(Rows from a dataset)
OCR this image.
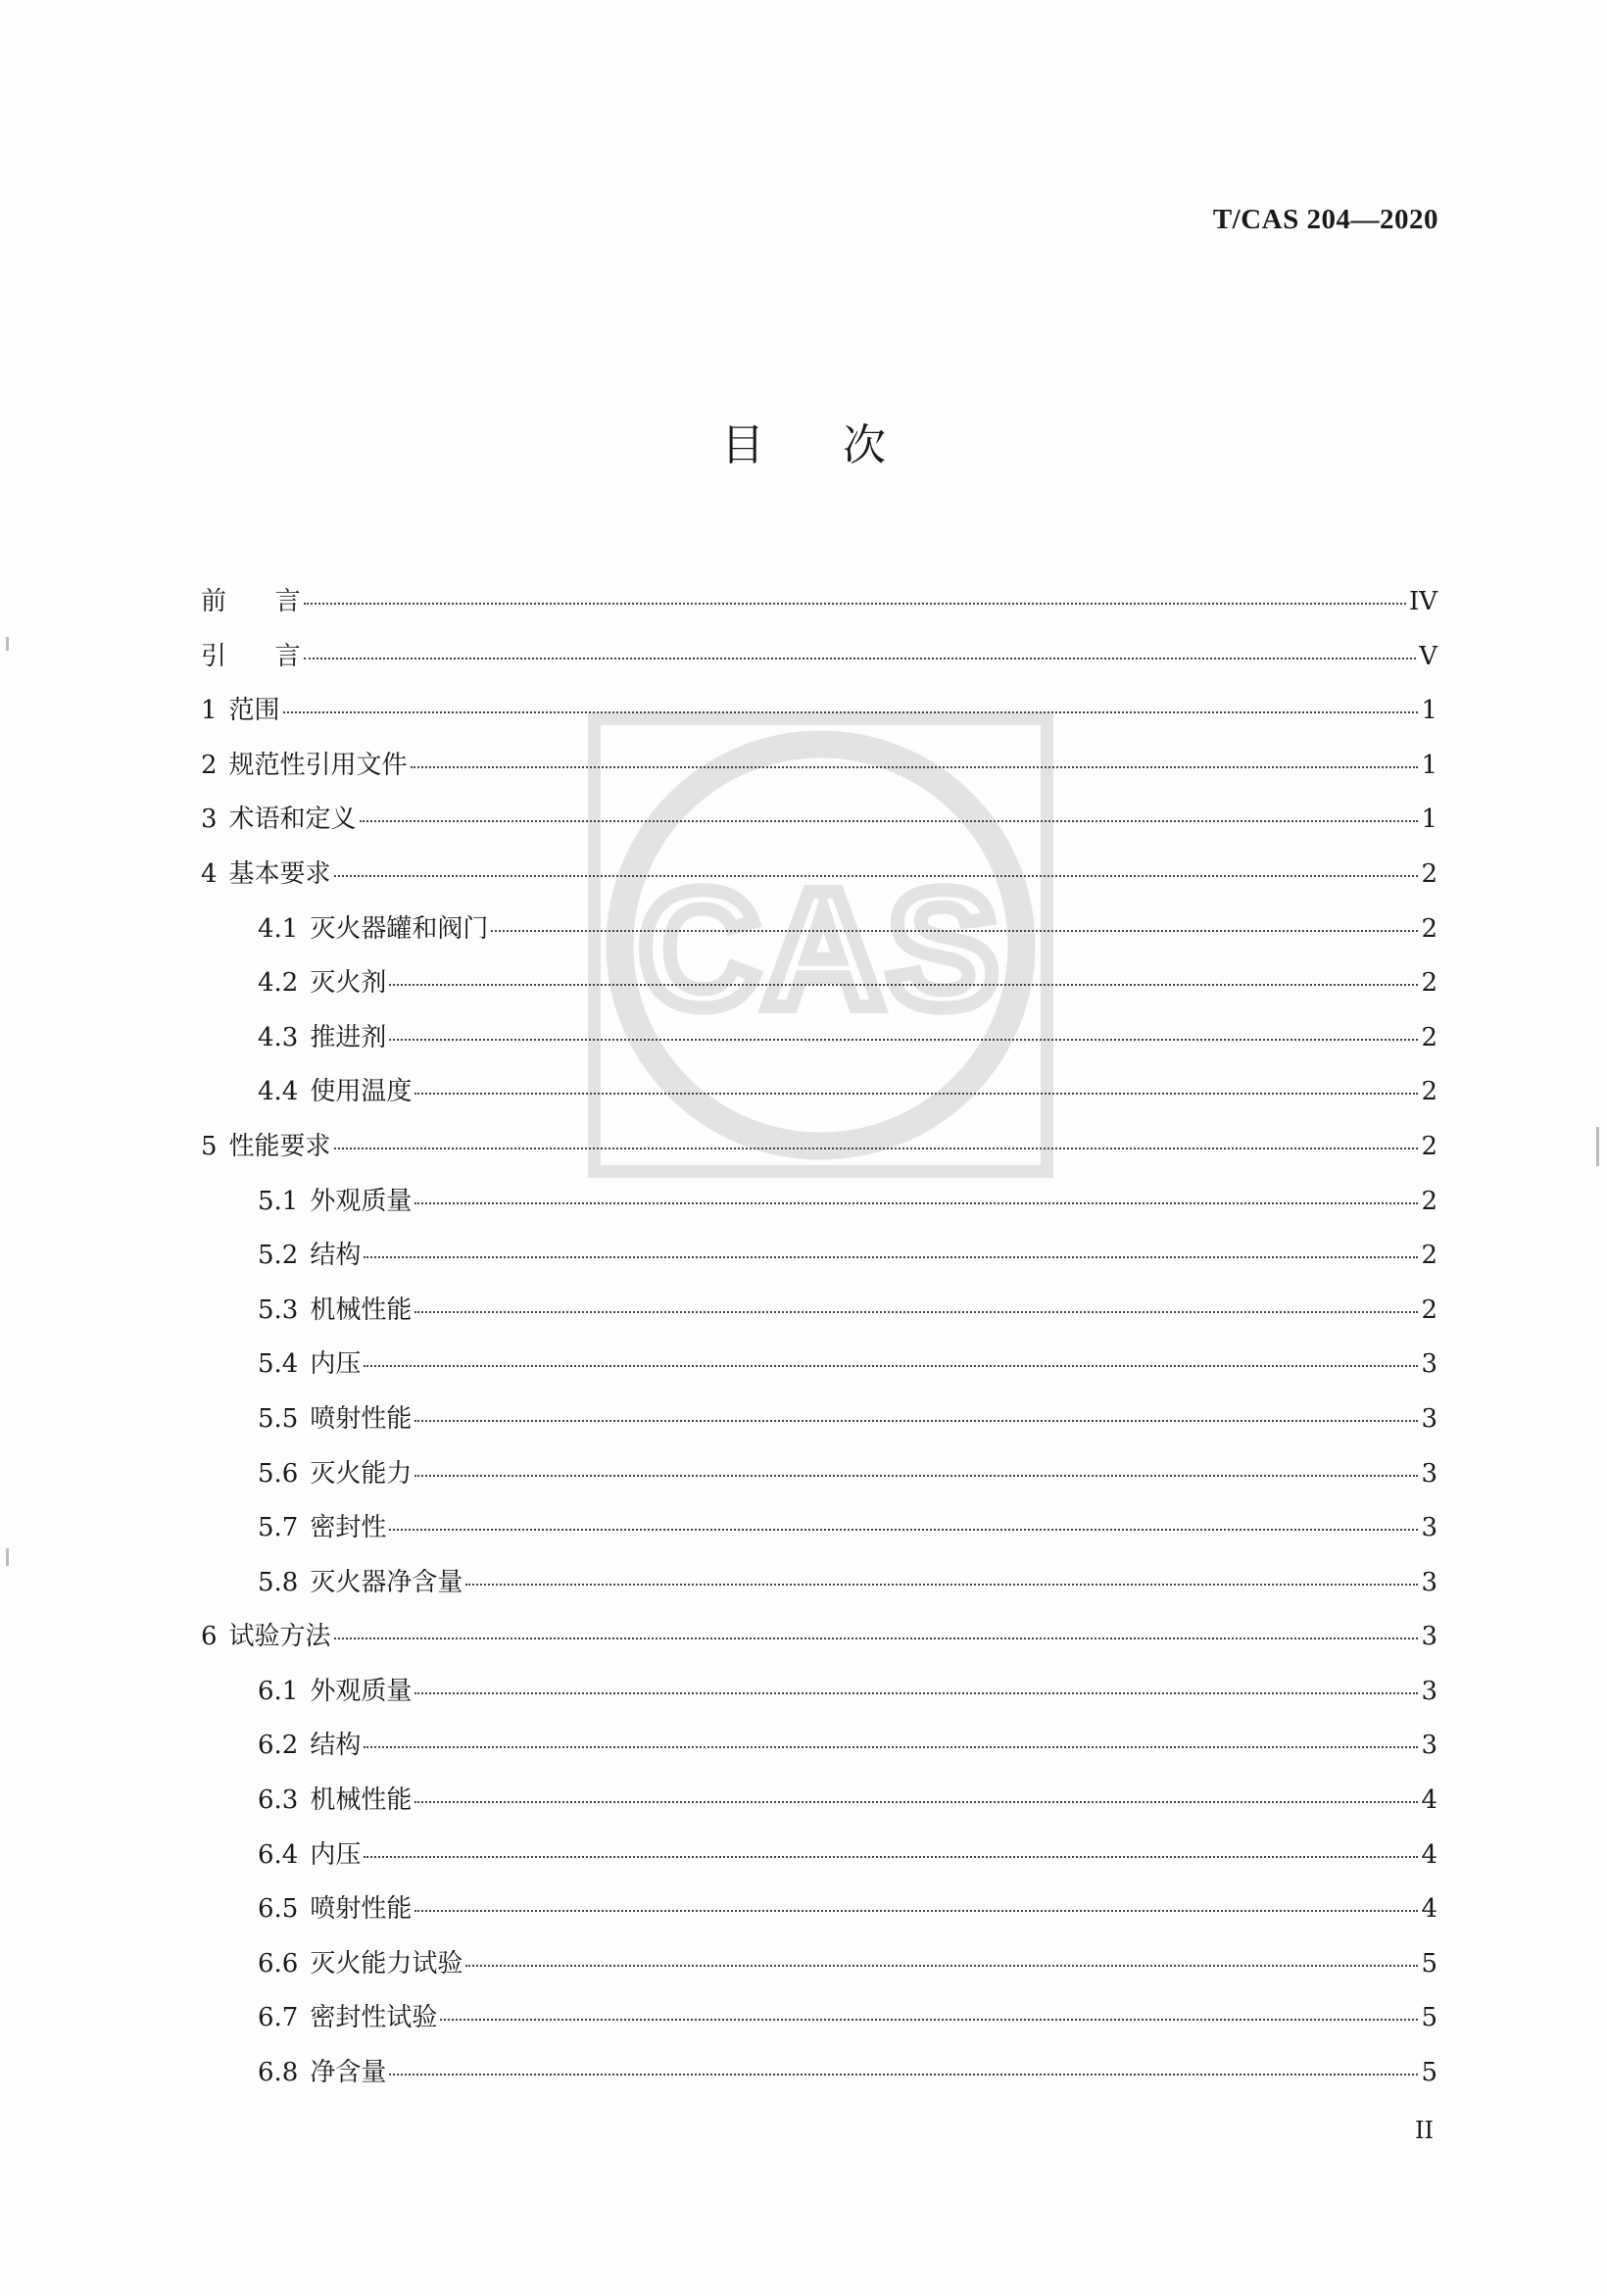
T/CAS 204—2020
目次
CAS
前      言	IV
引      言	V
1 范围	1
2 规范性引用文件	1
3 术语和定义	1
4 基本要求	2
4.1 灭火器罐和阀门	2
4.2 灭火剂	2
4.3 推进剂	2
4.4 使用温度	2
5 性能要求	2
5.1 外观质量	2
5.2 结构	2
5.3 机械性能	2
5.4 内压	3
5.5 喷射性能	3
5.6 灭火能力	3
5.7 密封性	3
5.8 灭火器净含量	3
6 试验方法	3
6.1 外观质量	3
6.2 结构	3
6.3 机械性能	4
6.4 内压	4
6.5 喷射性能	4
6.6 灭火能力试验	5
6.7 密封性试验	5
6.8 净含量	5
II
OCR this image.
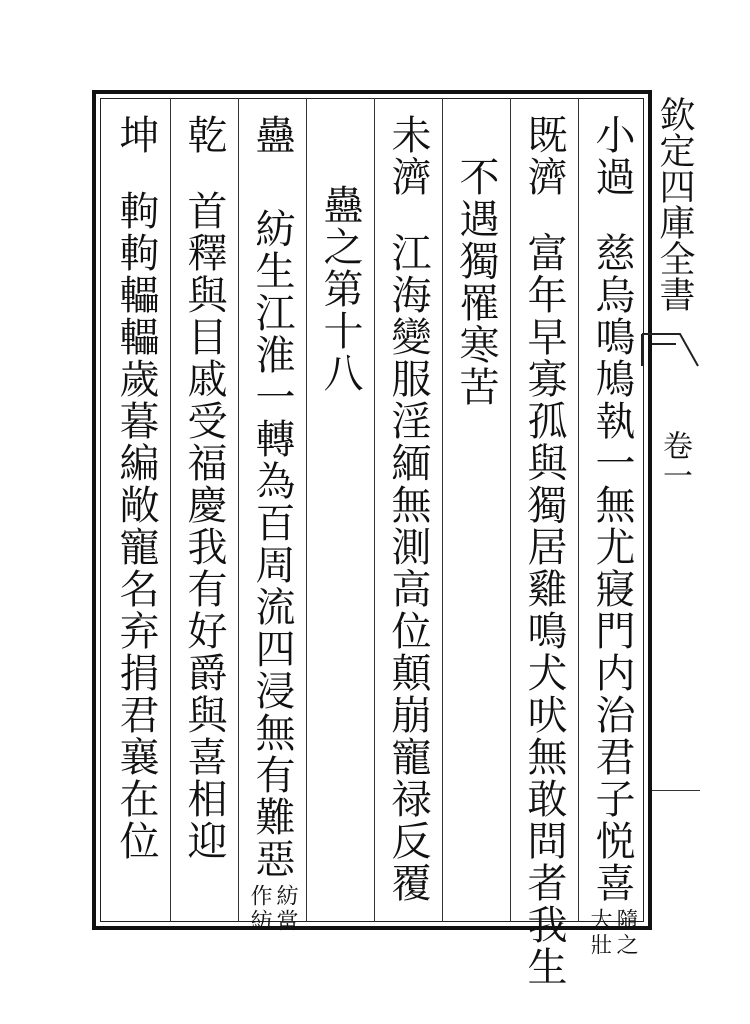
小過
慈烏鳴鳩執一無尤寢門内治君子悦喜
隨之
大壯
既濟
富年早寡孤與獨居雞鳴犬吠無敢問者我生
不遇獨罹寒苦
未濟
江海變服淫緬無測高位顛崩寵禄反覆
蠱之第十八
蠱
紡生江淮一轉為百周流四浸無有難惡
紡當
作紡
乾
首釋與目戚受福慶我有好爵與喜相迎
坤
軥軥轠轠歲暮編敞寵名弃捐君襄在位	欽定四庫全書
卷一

EXERCISE PROMPT:
Leave out the pictures and restate everything else word for word.

RESULT FOR THIS EXERCISE:
OCR this image.
T/CAS 204—2020
目次
CAS
前      言	IV
引      言	V
1 范围	1
2 规范性引用文件	1
3 术语和定义	1
4 基本要求	2
4.1 灭火器罐和阀门	2
4.2 灭火剂	2
4.3 推进剂	2
4.4 使用温度	2
5 性能要求	2
5.1 外观质量	2
5.2 结构	2
5.3 机械性能	2
5.4 内压	3
5.5 喷射性能	3
5.6 灭火能力	3
5.7 密封性	3
5.8 灭火器净含量	3
6 试验方法	3
6.1 外观质量	3
6.2 结构	3
6.3 机械性能	4
6.4 内压	4
6.5 喷射性能	4
6.6 灭火能力试验	5
6.7 密封性试验	5
6.8 净含量	5
II
OCR this image.
小過
慈烏鳴鳩執一無尤寢門内治君子悦喜
隨之
大壯
既濟
富年早寡孤與獨居雞鳴犬吠無敢問者我生
不遇獨罹寒苦
未濟
江海變服淫緬無測高位顛崩寵禄反覆
蠱之第十八
蠱
紡生江淮一轉為百周流四浸無有難惡
紡當
作紡
乾
首釋與目戚受福慶我有好爵與喜相迎
坤
軥軥轠轠歲暮編敞寵名弃捐君襄在位	欽定四庫全書
卷一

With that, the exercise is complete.